> [Exercise requirements]:
Without the images, print all the entries below exactly as given.

****************

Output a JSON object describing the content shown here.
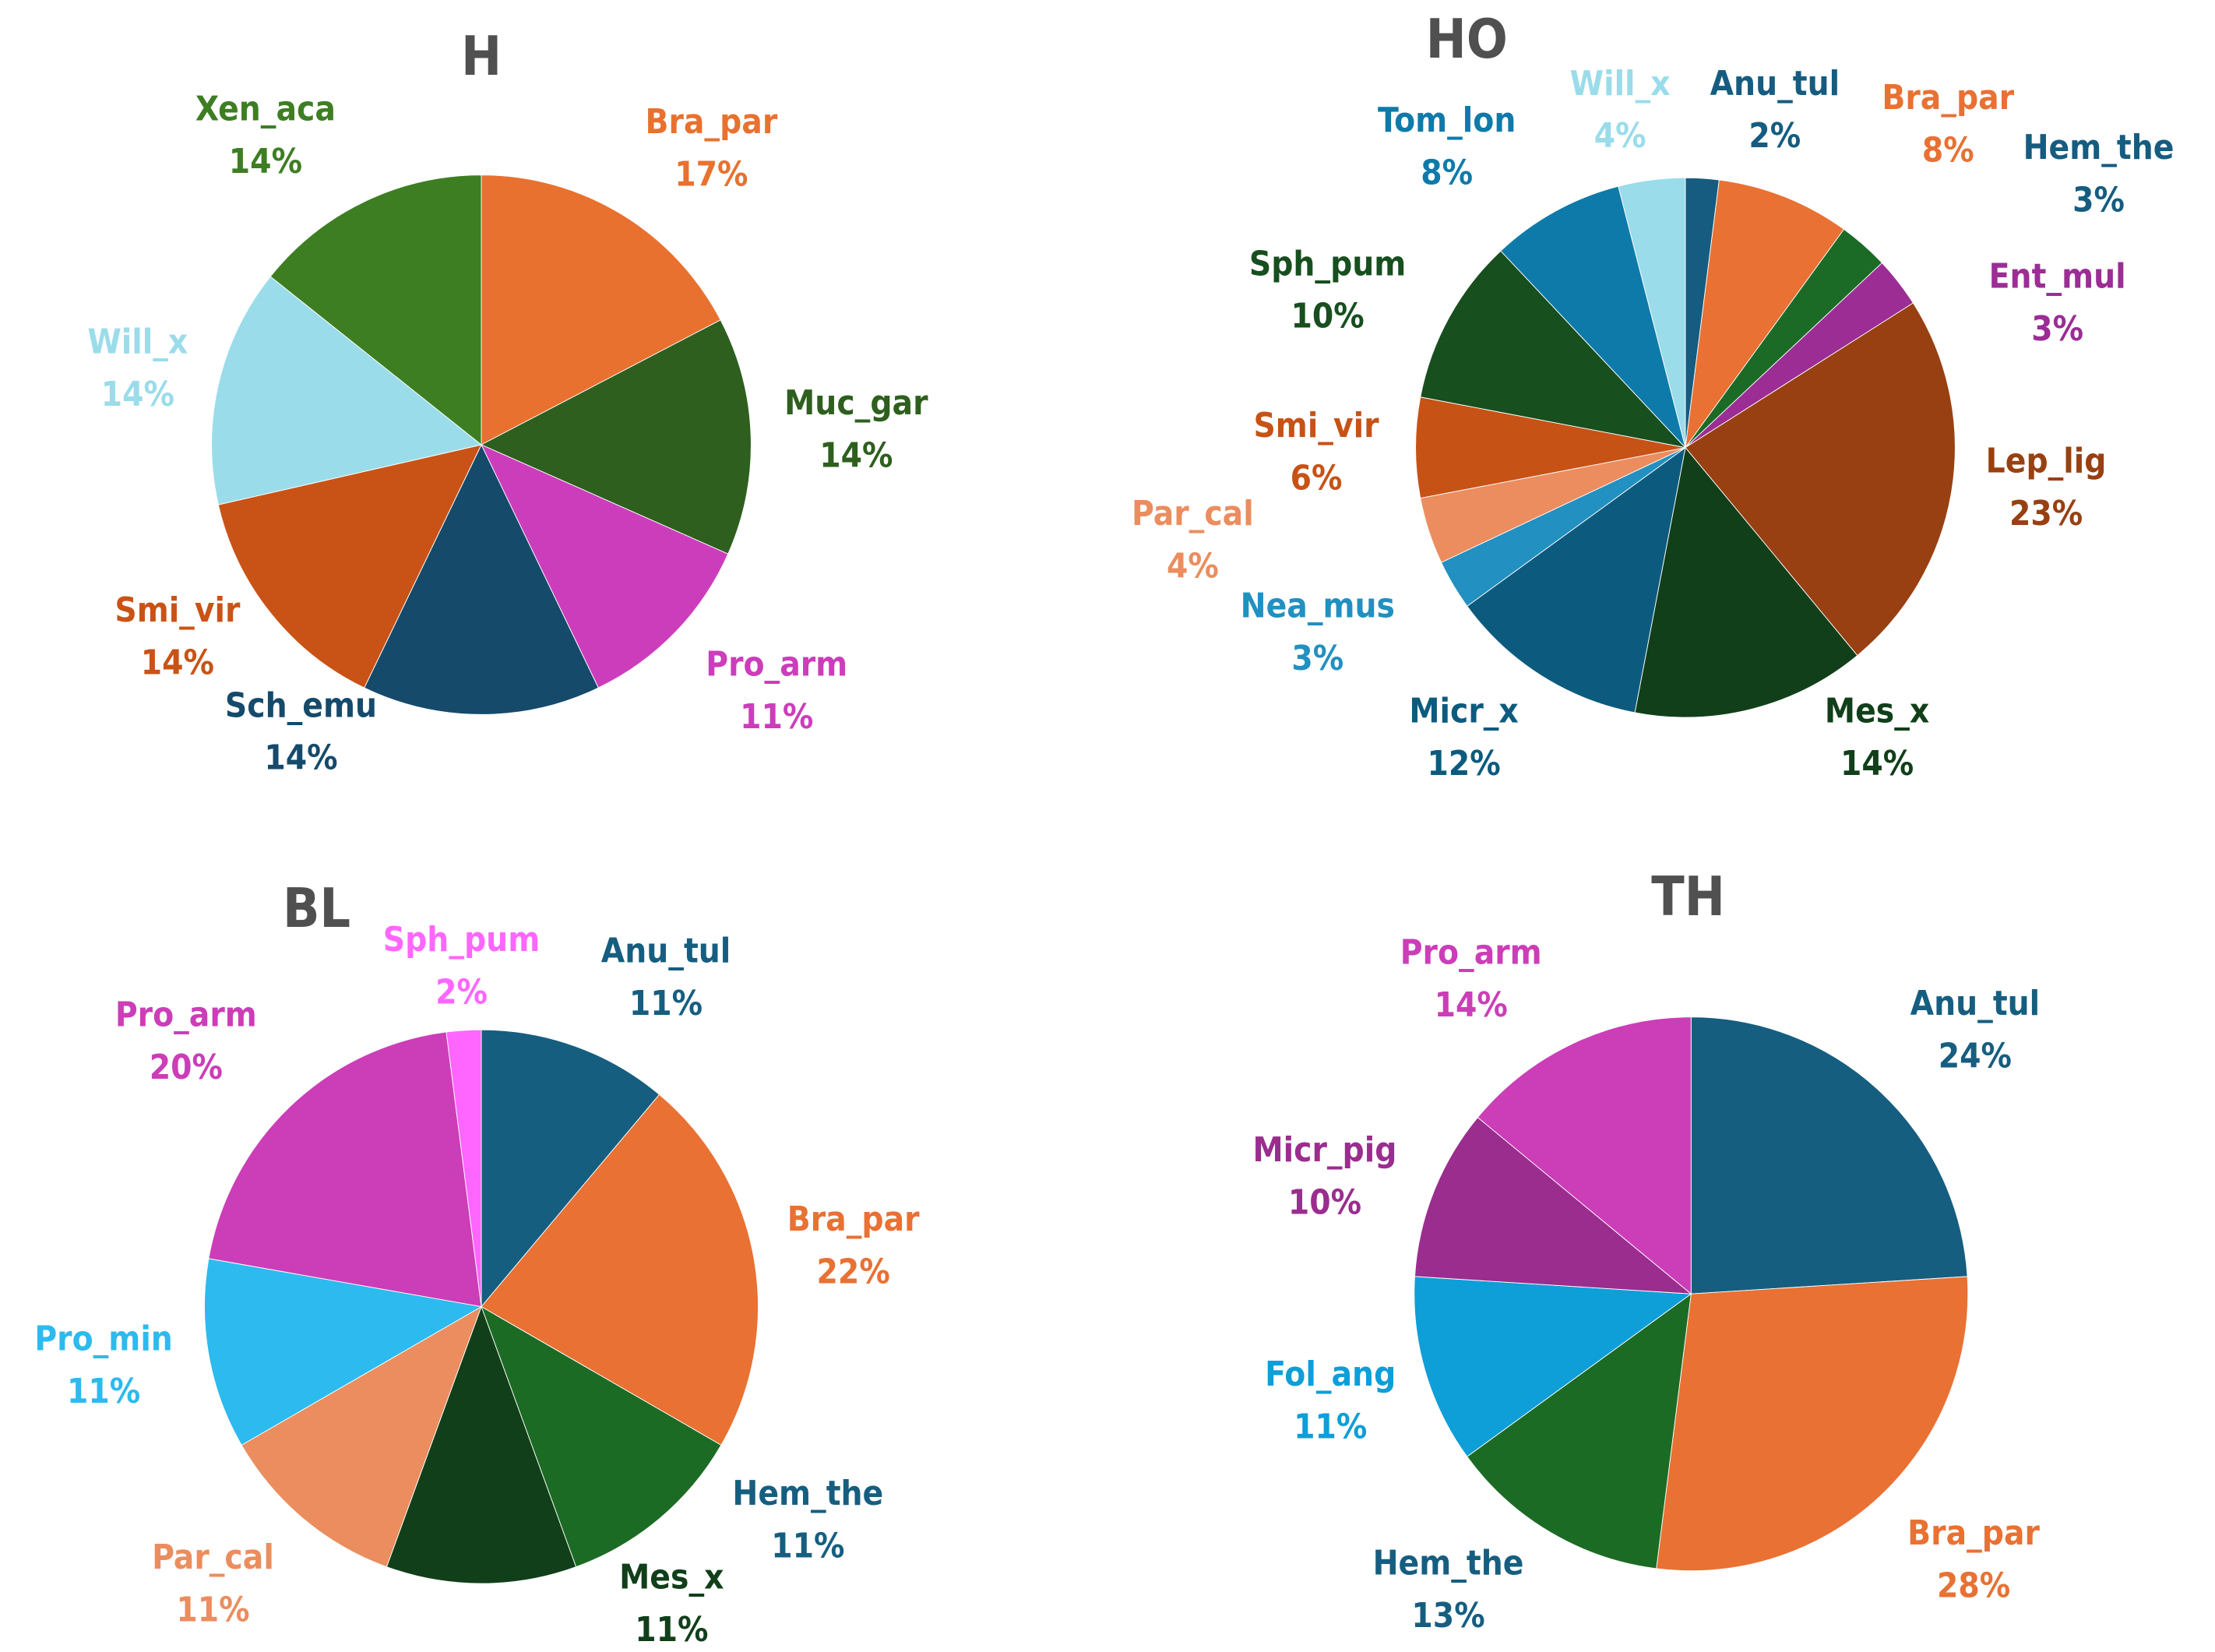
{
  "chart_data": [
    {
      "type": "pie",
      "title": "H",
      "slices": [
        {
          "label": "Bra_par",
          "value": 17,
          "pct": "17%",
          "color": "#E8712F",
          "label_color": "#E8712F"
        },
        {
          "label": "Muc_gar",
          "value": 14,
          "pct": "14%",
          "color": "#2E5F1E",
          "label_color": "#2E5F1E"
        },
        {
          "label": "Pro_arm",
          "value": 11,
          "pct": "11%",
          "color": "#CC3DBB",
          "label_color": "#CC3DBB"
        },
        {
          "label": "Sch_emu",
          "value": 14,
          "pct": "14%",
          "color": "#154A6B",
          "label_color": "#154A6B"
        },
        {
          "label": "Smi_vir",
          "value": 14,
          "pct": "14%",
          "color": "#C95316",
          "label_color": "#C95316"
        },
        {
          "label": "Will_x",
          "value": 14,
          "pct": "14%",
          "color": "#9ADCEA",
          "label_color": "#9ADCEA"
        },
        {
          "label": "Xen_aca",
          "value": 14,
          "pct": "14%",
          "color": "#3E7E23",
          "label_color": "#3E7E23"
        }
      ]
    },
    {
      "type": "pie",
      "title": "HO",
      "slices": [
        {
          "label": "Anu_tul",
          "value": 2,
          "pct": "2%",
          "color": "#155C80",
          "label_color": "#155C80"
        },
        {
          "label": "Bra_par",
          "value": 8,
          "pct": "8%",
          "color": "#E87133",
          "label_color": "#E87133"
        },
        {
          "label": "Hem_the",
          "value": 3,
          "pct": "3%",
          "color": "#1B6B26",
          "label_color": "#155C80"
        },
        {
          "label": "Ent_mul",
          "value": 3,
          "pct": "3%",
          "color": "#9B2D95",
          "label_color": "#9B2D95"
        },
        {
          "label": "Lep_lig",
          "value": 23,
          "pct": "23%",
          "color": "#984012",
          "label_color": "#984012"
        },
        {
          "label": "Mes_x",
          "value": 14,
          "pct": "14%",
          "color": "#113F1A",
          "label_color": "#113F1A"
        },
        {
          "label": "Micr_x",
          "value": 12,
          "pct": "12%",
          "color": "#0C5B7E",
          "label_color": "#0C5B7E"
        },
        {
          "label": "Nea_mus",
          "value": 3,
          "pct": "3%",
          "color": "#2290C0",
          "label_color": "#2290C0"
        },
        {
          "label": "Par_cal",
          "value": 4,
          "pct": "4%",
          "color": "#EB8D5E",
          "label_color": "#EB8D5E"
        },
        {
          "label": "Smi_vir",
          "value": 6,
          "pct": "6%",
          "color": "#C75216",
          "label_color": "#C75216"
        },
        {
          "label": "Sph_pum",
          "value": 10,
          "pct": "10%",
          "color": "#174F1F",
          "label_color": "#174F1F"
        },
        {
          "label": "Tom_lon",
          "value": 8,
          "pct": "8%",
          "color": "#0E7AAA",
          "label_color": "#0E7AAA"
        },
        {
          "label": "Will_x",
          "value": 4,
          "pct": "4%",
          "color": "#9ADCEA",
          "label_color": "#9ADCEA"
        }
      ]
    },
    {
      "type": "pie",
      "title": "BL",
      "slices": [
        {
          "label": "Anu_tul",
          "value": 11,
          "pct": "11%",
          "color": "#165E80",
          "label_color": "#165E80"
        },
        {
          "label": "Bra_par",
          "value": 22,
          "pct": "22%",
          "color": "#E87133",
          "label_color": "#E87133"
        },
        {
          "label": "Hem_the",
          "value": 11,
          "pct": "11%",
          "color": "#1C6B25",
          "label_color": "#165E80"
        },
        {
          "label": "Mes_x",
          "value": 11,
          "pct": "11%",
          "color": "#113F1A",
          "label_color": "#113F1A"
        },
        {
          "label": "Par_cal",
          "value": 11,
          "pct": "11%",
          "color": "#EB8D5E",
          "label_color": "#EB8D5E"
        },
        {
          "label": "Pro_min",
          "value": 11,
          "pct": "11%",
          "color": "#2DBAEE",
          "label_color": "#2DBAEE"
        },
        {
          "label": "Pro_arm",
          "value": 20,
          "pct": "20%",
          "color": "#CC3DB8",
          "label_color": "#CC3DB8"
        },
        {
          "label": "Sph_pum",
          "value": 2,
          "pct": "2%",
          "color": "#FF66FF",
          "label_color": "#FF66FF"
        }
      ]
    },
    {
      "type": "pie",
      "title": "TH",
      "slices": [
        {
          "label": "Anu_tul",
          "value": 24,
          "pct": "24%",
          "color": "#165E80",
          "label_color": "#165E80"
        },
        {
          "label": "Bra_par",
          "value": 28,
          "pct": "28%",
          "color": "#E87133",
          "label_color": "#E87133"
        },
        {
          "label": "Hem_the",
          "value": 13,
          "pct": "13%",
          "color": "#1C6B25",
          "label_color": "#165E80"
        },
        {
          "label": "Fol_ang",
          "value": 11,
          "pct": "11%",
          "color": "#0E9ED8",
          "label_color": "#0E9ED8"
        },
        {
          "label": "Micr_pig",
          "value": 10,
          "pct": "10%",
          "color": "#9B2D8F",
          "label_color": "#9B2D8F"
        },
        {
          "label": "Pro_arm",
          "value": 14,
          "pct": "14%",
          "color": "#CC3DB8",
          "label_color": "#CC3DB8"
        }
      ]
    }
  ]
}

****************

> [Answer to this problem]:
Output a JSON object describing the content shown here.
{
  "chart_data": [
    {
      "type": "pie",
      "title": "H",
      "slices": [
        {
          "label": "Bra_par",
          "value": 17,
          "pct": "17%",
          "color": "#E8712F",
          "label_color": "#E8712F"
        },
        {
          "label": "Muc_gar",
          "value": 14,
          "pct": "14%",
          "color": "#2E5F1E",
          "label_color": "#2E5F1E"
        },
        {
          "label": "Pro_arm",
          "value": 11,
          "pct": "11%",
          "color": "#CC3DBB",
          "label_color": "#CC3DBB"
        },
        {
          "label": "Sch_emu",
          "value": 14,
          "pct": "14%",
          "color": "#154A6B",
          "label_color": "#154A6B"
        },
        {
          "label": "Smi_vir",
          "value": 14,
          "pct": "14%",
          "color": "#C95316",
          "label_color": "#C95316"
        },
        {
          "label": "Will_x",
          "value": 14,
          "pct": "14%",
          "color": "#9ADCEA",
          "label_color": "#9ADCEA"
        },
        {
          "label": "Xen_aca",
          "value": 14,
          "pct": "14%",
          "color": "#3E7E23",
          "label_color": "#3E7E23"
        }
      ]
    },
    {
      "type": "pie",
      "title": "HO",
      "slices": [
        {
          "label": "Anu_tul",
          "value": 2,
          "pct": "2%",
          "color": "#155C80",
          "label_color": "#155C80"
        },
        {
          "label": "Bra_par",
          "value": 8,
          "pct": "8%",
          "color": "#E87133",
          "label_color": "#E87133"
        },
        {
          "label": "Hem_the",
          "value": 3,
          "pct": "3%",
          "color": "#1B6B26",
          "label_color": "#155C80"
        },
        {
          "label": "Ent_mul",
          "value": 3,
          "pct": "3%",
          "color": "#9B2D95",
          "label_color": "#9B2D95"
        },
        {
          "label": "Lep_lig",
          "value": 23,
          "pct": "23%",
          "color": "#984012",
          "label_color": "#984012"
        },
        {
          "label": "Mes_x",
          "value": 14,
          "pct": "14%",
          "color": "#113F1A",
          "label_color": "#113F1A"
        },
        {
          "label": "Micr_x",
          "value": 12,
          "pct": "12%",
          "color": "#0C5B7E",
          "label_color": "#0C5B7E"
        },
        {
          "label": "Nea_mus",
          "value": 3,
          "pct": "3%",
          "color": "#2290C0",
          "label_color": "#2290C0"
        },
        {
          "label": "Par_cal",
          "value": 4,
          "pct": "4%",
          "color": "#EB8D5E",
          "label_color": "#EB8D5E"
        },
        {
          "label": "Smi_vir",
          "value": 6,
          "pct": "6%",
          "color": "#C75216",
          "label_color": "#C75216"
        },
        {
          "label": "Sph_pum",
          "value": 10,
          "pct": "10%",
          "color": "#174F1F",
          "label_color": "#174F1F"
        },
        {
          "label": "Tom_lon",
          "value": 8,
          "pct": "8%",
          "color": "#0E7AAA",
          "label_color": "#0E7AAA"
        },
        {
          "label": "Will_x",
          "value": 4,
          "pct": "4%",
          "color": "#9ADCEA",
          "label_color": "#9ADCEA"
        }
      ]
    },
    {
      "type": "pie",
      "title": "BL",
      "slices": [
        {
          "label": "Anu_tul",
          "value": 11,
          "pct": "11%",
          "color": "#165E80",
          "label_color": "#165E80"
        },
        {
          "label": "Bra_par",
          "value": 22,
          "pct": "22%",
          "color": "#E87133",
          "label_color": "#E87133"
        },
        {
          "label": "Hem_the",
          "value": 11,
          "pct": "11%",
          "color": "#1C6B25",
          "label_color": "#165E80"
        },
        {
          "label": "Mes_x",
          "value": 11,
          "pct": "11%",
          "color": "#113F1A",
          "label_color": "#113F1A"
        },
        {
          "label": "Par_cal",
          "value": 11,
          "pct": "11%",
          "color": "#EB8D5E",
          "label_color": "#EB8D5E"
        },
        {
          "label": "Pro_min",
          "value": 11,
          "pct": "11%",
          "color": "#2DBAEE",
          "label_color": "#2DBAEE"
        },
        {
          "label": "Pro_arm",
          "value": 20,
          "pct": "20%",
          "color": "#CC3DB8",
          "label_color": "#CC3DB8"
        },
        {
          "label": "Sph_pum",
          "value": 2,
          "pct": "2%",
          "color": "#FF66FF",
          "label_color": "#FF66FF"
        }
      ]
    },
    {
      "type": "pie",
      "title": "TH",
      "slices": [
        {
          "label": "Anu_tul",
          "value": 24,
          "pct": "24%",
          "color": "#165E80",
          "label_color": "#165E80"
        },
        {
          "label": "Bra_par",
          "value": 28,
          "pct": "28%",
          "color": "#E87133",
          "label_color": "#E87133"
        },
        {
          "label": "Hem_the",
          "value": 13,
          "pct": "13%",
          "color": "#1C6B25",
          "label_color": "#165E80"
        },
        {
          "label": "Fol_ang",
          "value": 11,
          "pct": "11%",
          "color": "#0E9ED8",
          "label_color": "#0E9ED8"
        },
        {
          "label": "Micr_pig",
          "value": 10,
          "pct": "10%",
          "color": "#9B2D8F",
          "label_color": "#9B2D8F"
        },
        {
          "label": "Pro_arm",
          "value": 14,
          "pct": "14%",
          "color": "#CC3DB8",
          "label_color": "#CC3DB8"
        }
      ]
    }
  ]
}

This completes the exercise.